* EXERCISE INSTRUCTIONS
Check each line of the listing below for the string "attention", and copy the ones that have it.

* DATA SHOWN
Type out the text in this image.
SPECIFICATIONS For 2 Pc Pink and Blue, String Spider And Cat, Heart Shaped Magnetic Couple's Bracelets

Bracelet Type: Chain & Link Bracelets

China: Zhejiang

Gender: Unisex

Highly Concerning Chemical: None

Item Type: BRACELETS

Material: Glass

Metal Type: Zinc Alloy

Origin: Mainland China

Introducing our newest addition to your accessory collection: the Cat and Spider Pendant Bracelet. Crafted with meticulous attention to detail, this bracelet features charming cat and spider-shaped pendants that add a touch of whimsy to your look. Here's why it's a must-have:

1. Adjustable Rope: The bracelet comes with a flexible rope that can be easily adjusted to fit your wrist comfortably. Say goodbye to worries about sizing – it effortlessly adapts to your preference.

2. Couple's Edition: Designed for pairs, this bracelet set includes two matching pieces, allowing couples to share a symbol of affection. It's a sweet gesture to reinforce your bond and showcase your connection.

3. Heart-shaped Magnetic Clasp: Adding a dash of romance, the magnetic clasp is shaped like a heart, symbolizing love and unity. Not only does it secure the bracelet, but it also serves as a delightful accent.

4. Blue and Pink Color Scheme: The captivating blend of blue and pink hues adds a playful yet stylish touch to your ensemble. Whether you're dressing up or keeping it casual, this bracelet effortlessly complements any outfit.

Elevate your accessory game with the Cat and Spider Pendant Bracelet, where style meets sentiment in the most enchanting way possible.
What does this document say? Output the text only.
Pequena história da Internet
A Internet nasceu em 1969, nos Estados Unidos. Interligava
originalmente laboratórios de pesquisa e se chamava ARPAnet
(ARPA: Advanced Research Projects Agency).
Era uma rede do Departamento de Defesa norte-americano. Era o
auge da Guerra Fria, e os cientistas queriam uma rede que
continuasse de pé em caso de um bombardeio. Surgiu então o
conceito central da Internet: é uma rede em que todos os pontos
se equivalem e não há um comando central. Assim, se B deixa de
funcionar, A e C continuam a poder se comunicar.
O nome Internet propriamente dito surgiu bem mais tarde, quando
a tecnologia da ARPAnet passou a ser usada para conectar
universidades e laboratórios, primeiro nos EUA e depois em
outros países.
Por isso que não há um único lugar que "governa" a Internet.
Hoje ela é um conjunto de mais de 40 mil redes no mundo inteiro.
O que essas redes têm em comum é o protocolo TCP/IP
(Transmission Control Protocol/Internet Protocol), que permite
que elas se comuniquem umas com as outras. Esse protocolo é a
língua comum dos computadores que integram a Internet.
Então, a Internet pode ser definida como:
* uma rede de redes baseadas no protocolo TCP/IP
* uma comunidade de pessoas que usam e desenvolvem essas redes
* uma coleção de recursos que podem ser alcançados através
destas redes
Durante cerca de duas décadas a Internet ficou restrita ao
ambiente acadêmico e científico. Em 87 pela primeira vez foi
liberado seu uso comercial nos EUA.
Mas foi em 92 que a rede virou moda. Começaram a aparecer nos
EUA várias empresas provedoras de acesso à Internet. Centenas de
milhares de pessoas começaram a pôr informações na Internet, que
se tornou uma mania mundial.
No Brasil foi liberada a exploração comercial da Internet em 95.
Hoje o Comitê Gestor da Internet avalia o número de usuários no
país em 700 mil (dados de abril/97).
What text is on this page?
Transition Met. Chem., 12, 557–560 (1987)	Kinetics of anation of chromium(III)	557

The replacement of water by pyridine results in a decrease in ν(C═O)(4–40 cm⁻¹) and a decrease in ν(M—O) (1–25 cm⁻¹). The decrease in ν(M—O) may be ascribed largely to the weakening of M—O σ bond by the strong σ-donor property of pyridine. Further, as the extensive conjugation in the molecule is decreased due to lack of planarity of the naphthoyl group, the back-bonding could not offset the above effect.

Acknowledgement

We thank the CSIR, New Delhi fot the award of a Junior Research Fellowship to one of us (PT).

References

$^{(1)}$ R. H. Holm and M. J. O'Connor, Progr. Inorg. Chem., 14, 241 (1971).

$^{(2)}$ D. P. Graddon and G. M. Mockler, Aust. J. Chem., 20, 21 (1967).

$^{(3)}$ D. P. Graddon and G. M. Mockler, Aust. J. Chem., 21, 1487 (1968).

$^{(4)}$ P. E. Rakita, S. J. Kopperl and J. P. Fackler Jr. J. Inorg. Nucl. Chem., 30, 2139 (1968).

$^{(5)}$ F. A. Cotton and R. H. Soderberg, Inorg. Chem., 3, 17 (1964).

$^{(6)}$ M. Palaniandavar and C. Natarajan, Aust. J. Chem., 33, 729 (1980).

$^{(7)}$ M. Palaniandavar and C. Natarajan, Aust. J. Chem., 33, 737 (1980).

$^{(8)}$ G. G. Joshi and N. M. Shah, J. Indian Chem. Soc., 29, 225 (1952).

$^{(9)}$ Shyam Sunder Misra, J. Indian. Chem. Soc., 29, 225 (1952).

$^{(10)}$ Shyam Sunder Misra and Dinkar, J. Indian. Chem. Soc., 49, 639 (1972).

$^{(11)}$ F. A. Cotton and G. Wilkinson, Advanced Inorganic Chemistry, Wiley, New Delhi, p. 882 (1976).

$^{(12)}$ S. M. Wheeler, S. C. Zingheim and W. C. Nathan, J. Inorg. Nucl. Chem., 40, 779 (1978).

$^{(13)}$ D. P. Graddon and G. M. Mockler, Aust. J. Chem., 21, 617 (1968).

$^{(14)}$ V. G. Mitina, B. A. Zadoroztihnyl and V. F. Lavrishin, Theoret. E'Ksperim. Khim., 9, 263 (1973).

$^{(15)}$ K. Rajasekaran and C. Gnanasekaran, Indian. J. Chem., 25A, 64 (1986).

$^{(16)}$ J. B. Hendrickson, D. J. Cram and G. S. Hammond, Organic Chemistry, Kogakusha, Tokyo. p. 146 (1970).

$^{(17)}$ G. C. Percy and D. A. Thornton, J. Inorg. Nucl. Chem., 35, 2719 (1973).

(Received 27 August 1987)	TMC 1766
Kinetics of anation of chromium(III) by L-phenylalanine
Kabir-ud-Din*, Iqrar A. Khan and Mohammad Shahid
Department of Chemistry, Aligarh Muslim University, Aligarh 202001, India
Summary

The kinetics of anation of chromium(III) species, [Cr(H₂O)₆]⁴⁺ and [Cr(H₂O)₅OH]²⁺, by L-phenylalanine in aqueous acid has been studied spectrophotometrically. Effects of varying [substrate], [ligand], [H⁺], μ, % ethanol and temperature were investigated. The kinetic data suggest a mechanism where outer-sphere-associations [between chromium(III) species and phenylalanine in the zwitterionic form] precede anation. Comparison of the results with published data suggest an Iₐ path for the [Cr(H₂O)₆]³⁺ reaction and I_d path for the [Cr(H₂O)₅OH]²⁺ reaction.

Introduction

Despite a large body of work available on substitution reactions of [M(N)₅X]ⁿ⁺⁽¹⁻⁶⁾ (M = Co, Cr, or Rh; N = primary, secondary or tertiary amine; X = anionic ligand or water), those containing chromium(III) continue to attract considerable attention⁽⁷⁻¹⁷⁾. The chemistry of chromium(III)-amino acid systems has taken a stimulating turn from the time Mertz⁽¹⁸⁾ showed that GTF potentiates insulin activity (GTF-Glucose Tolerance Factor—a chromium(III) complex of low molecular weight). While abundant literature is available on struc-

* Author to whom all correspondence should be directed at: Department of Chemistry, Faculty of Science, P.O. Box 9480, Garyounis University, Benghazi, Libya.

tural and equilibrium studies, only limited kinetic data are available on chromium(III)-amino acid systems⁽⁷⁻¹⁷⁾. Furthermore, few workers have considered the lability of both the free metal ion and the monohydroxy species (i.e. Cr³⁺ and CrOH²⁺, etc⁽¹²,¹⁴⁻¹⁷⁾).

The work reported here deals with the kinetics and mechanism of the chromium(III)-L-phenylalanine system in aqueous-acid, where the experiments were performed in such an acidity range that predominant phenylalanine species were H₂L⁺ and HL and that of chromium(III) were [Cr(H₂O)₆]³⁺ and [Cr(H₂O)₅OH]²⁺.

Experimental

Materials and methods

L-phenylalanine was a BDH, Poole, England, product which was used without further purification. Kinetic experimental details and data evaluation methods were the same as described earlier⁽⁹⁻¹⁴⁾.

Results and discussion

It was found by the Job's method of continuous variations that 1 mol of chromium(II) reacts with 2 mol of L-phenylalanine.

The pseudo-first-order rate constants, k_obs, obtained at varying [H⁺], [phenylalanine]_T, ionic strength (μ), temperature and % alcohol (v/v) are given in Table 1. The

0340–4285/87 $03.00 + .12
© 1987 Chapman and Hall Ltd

* WRITTEN SOLUTION
Introducing our newest addition to your accessory collection: the Cat and Spider Pendant Bracelet. Crafted with meticulous attention to detail, this bracelet features charming cat and spider-shaped pendants that add a touch of whimsy to your look. Here's why it's a must-have:
Despite a large body of work available on substitution reactions of [M(N)₅X]ⁿ⁺⁽¹⁻⁶⁾ (M = Co, Cr, or Rh; N = primary, secondary or tertiary amine; X = anionic ligand or water), those containing chromium(III) continue to attract considerable attention⁽⁷⁻¹⁷⁾. The chemistry of chromium(III)-amino acid systems has taken a stimulating turn from the time Mertz⁽¹⁸⁾ showed that GTF potentiates insulin activity (GTF-Glucose Tolerance Factor—a chromium(III) complex of low molecular weight). While abundant literature is available on struc-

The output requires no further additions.